### Task directions
Identify the lines holding "then" and copy them.

### Extracted entries
# # # # #

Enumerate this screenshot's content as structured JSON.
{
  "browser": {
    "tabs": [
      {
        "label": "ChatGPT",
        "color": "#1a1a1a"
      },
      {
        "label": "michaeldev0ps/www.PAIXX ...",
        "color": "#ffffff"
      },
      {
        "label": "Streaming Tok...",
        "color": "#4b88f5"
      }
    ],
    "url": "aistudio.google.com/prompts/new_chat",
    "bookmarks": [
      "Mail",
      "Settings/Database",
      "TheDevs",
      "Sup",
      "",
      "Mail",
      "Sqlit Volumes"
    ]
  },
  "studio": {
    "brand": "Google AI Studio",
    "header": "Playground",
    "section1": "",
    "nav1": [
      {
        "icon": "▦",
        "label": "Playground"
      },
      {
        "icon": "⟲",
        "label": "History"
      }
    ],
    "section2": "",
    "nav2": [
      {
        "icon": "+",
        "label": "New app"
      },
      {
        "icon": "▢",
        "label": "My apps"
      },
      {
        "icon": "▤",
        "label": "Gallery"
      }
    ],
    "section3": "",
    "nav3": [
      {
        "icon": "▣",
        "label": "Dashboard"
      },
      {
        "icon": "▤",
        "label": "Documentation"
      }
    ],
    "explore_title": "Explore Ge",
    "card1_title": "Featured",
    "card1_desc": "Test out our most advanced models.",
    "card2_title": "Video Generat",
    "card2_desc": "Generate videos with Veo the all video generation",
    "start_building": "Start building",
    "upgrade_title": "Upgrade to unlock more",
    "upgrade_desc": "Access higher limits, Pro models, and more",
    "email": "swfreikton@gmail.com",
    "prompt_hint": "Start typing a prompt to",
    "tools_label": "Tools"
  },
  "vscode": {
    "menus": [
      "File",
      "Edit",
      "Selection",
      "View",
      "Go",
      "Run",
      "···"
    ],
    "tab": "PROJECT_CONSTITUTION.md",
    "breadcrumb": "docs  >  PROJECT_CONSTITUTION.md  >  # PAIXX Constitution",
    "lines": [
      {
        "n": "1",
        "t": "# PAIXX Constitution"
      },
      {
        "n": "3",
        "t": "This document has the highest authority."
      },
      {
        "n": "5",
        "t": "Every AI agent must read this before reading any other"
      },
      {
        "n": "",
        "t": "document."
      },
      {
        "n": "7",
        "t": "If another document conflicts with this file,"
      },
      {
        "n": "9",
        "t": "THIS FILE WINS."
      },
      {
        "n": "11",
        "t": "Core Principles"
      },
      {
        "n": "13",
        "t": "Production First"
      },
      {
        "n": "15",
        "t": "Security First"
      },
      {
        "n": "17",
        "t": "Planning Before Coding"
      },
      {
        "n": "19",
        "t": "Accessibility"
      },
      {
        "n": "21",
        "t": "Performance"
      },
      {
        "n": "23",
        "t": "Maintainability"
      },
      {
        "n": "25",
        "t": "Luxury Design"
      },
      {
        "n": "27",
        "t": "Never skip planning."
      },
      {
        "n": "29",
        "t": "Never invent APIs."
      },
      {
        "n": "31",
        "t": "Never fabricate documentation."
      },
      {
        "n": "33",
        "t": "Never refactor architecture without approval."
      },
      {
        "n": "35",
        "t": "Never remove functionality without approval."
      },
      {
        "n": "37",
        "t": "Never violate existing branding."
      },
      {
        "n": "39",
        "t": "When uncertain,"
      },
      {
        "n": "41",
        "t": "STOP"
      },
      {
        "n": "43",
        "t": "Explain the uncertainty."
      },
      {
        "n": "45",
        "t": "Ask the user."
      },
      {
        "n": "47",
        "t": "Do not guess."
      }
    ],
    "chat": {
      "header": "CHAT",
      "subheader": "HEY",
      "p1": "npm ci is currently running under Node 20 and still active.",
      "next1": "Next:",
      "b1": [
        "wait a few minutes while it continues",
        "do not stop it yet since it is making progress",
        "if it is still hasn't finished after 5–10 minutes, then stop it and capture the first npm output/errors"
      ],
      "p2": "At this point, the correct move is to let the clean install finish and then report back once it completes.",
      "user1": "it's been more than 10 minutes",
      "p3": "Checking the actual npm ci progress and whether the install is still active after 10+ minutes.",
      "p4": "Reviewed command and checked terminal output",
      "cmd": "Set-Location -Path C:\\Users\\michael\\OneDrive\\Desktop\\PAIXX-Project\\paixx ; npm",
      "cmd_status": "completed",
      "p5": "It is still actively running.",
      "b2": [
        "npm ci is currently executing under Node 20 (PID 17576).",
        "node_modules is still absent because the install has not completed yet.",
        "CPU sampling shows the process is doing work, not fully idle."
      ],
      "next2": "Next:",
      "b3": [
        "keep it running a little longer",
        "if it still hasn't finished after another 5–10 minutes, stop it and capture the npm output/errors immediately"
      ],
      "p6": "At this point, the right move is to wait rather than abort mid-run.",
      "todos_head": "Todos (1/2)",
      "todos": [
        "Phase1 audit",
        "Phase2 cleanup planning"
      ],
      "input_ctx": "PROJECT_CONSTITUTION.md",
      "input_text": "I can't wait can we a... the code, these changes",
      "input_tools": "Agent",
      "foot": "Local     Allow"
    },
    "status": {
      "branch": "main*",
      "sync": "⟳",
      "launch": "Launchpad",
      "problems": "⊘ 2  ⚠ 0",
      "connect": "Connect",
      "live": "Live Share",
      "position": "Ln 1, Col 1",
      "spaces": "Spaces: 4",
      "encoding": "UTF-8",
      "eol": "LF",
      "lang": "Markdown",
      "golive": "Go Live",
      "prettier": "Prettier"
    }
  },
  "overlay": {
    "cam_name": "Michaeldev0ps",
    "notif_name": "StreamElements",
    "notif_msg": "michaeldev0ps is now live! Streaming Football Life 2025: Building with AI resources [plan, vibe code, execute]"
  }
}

# # # # #

### Full response
        "if it is still hasn't finished after 5–10 minutes, then stop it and capture the first npm output/errors"
      "p2": "At this point, the correct move is to let the clean install finish and then report back once it completes.",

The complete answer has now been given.